Copy out the complete listing, word for word.

* * * *

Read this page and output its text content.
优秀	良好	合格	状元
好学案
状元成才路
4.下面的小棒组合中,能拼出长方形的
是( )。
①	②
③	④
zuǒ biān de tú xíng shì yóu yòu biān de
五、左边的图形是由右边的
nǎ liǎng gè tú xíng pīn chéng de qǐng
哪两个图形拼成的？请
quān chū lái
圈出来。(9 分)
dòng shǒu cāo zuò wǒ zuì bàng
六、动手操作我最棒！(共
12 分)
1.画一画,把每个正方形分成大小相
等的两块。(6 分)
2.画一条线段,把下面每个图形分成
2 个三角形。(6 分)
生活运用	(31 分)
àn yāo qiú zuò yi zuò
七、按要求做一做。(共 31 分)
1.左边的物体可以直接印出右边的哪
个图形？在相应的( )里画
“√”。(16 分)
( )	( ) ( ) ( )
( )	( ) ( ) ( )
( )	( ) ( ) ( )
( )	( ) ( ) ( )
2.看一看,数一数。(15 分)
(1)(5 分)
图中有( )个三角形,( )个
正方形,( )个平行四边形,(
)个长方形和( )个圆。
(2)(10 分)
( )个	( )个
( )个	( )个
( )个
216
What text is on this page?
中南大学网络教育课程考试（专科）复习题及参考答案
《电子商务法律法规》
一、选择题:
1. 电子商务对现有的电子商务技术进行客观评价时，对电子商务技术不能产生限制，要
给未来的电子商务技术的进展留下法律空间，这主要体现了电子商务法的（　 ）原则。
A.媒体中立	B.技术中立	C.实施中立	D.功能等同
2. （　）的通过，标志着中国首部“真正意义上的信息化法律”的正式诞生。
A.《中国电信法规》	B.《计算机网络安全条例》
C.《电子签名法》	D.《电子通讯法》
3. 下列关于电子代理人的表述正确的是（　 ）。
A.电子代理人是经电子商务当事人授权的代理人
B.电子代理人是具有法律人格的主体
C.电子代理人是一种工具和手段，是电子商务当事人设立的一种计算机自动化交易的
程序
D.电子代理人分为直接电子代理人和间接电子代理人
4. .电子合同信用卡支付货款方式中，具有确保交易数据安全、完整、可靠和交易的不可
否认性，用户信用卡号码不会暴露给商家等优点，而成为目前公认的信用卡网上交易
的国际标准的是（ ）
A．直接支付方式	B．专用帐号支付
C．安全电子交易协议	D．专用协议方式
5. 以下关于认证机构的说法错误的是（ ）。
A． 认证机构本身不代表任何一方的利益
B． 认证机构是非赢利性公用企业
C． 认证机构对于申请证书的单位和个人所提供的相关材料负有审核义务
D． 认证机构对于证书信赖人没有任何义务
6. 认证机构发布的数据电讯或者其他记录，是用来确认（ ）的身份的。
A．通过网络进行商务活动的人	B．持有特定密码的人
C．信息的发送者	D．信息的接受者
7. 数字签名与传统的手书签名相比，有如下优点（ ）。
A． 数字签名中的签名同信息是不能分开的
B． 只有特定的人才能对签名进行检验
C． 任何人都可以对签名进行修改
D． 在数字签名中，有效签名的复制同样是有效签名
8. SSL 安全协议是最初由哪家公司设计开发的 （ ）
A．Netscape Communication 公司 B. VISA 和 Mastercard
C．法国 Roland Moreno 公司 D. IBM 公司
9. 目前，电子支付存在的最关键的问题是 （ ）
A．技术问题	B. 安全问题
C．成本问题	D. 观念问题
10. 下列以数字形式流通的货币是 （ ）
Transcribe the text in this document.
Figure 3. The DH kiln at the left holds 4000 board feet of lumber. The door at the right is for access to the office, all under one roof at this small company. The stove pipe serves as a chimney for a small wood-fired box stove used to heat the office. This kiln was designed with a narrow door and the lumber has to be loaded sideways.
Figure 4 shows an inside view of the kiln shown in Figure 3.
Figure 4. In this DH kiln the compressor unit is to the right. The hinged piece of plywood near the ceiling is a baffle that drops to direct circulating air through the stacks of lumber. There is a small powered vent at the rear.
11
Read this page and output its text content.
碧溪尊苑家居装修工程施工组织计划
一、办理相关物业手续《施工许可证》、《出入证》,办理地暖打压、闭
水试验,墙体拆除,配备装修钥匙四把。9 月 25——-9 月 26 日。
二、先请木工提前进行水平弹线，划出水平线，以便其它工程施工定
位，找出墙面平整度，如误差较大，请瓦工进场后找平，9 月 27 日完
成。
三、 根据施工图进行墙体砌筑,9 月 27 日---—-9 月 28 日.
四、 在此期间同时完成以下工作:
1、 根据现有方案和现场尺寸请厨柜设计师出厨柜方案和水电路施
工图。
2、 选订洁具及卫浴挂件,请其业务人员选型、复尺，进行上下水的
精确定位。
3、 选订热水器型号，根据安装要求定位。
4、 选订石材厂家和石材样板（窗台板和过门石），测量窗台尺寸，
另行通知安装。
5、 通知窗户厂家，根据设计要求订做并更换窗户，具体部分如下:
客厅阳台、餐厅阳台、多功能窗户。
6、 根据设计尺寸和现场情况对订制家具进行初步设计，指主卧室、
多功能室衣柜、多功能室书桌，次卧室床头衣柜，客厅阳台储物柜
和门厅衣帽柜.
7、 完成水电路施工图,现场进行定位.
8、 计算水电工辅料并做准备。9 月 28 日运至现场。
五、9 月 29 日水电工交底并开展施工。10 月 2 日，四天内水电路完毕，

* * * *

Correct output -
Read this page and output its text content.
优秀	良好	合格	状元
好学案
状元成才路
4.下面的小棒组合中,能拼出长方形的
是( )。
①	②
③	④
zuǒ biān de tú xíng shì yóu yòu biān de
五、左边的图形是由右边的
nǎ liǎng gè tú xíng pīn chéng de qǐng
哪两个图形拼成的？请
quān chū lái
圈出来。(9 分)
dòng shǒu cāo zuò wǒ zuì bàng
六、动手操作我最棒！(共
12 分)
1.画一画,把每个正方形分成大小相
等的两块。(6 分)
2.画一条线段,把下面每个图形分成
2 个三角形。(6 分)
生活运用	(31 分)
àn yāo qiú zuò yi zuò
七、按要求做一做。(共 31 分)
1.左边的物体可以直接印出右边的哪
个图形？在相应的( )里画
“√”。(16 分)
( )	( ) ( ) ( )
( )	( ) ( ) ( )
( )	( ) ( ) ( )
( )	( ) ( ) ( )
2.看一看,数一数。(15 分)
(1)(5 分)
图中有( )个三角形,( )个
正方形,( )个平行四边形,(
)个长方形和( )个圆。
(2)(10 分)
( )个	( )个
( )个	( )个
( )个
216
What text is on this page?
中南大学网络教育课程考试（专科）复习题及参考答案
《电子商务法律法规》
一、选择题:
1. 电子商务对现有的电子商务技术进行客观评价时，对电子商务技术不能产生限制，要
给未来的电子商务技术的进展留下法律空间，这主要体现了电子商务法的（　 ）原则。
A.媒体中立	B.技术中立	C.实施中立	D.功能等同
2. （　）的通过，标志着中国首部“真正意义上的信息化法律”的正式诞生。
A.《中国电信法规》	B.《计算机网络安全条例》
C.《电子签名法》	D.《电子通讯法》
3. 下列关于电子代理人的表述正确的是（　 ）。
A.电子代理人是经电子商务当事人授权的代理人
B.电子代理人是具有法律人格的主体
C.电子代理人是一种工具和手段，是电子商务当事人设立的一种计算机自动化交易的
程序
D.电子代理人分为直接电子代理人和间接电子代理人
4. .电子合同信用卡支付货款方式中，具有确保交易数据安全、完整、可靠和交易的不可
否认性，用户信用卡号码不会暴露给商家等优点，而成为目前公认的信用卡网上交易
的国际标准的是（ ）
A．直接支付方式	B．专用帐号支付
C．安全电子交易协议	D．专用协议方式
5. 以下关于认证机构的说法错误的是（ ）。
A． 认证机构本身不代表任何一方的利益
B． 认证机构是非赢利性公用企业
C． 认证机构对于申请证书的单位和个人所提供的相关材料负有审核义务
D． 认证机构对于证书信赖人没有任何义务
6. 认证机构发布的数据电讯或者其他记录，是用来确认（ ）的身份的。
A．通过网络进行商务活动的人	B．持有特定密码的人
C．信息的发送者	D．信息的接受者
7. 数字签名与传统的手书签名相比，有如下优点（ ）。
A． 数字签名中的签名同信息是不能分开的
B． 只有特定的人才能对签名进行检验
C． 任何人都可以对签名进行修改
D． 在数字签名中，有效签名的复制同样是有效签名
8. SSL 安全协议是最初由哪家公司设计开发的 （ ）
A．Netscape Communication 公司 B. VISA 和 Mastercard
C．法国 Roland Moreno 公司 D. IBM 公司
9. 目前，电子支付存在的最关键的问题是 （ ）
A．技术问题	B. 安全问题
C．成本问题	D. 观念问题
10. 下列以数字形式流通的货币是 （ ）
Transcribe the text in this document.
Figure 3. The DH kiln at the left holds 4000 board feet of lumber. The door at the right is for access to the office, all under one roof at this small company. The stove pipe serves as a chimney for a small wood-fired box stove used to heat the office. This kiln was designed with a narrow door and the lumber has to be loaded sideways.
Figure 4 shows an inside view of the kiln shown in Figure 3.
Figure 4. In this DH kiln the compressor unit is to the right. The hinged piece of plywood near the ceiling is a baffle that drops to direct circulating air through the stacks of lumber. There is a small powered vent at the rear.
11
Read this page and output its text content.
碧溪尊苑家居装修工程施工组织计划
一、办理相关物业手续《施工许可证》、《出入证》,办理地暖打压、闭
水试验,墙体拆除,配备装修钥匙四把。9 月 25——-9 月 26 日。
二、先请木工提前进行水平弹线，划出水平线，以便其它工程施工定
位，找出墙面平整度，如误差较大，请瓦工进场后找平，9 月 27 日完
成。
三、 根据施工图进行墙体砌筑,9 月 27 日---—-9 月 28 日.
四、 在此期间同时完成以下工作:
1、 根据现有方案和现场尺寸请厨柜设计师出厨柜方案和水电路施
工图。
2、 选订洁具及卫浴挂件,请其业务人员选型、复尺，进行上下水的
精确定位。
3、 选订热水器型号，根据安装要求定位。
4、 选订石材厂家和石材样板（窗台板和过门石），测量窗台尺寸，
另行通知安装。
5、 通知窗户厂家，根据设计要求订做并更换窗户，具体部分如下:
客厅阳台、餐厅阳台、多功能窗户。
6、 根据设计尺寸和现场情况对订制家具进行初步设计，指主卧室、
多功能室衣柜、多功能室书桌，次卧室床头衣柜，客厅阳台储物柜
和门厅衣帽柜.
7、 完成水电路施工图,现场进行定位.
8、 计算水电工辅料并做准备。9 月 28 日运至现场。
五、9 月 29 日水电工交底并开展施工。10 月 2 日，四天内水电路完毕，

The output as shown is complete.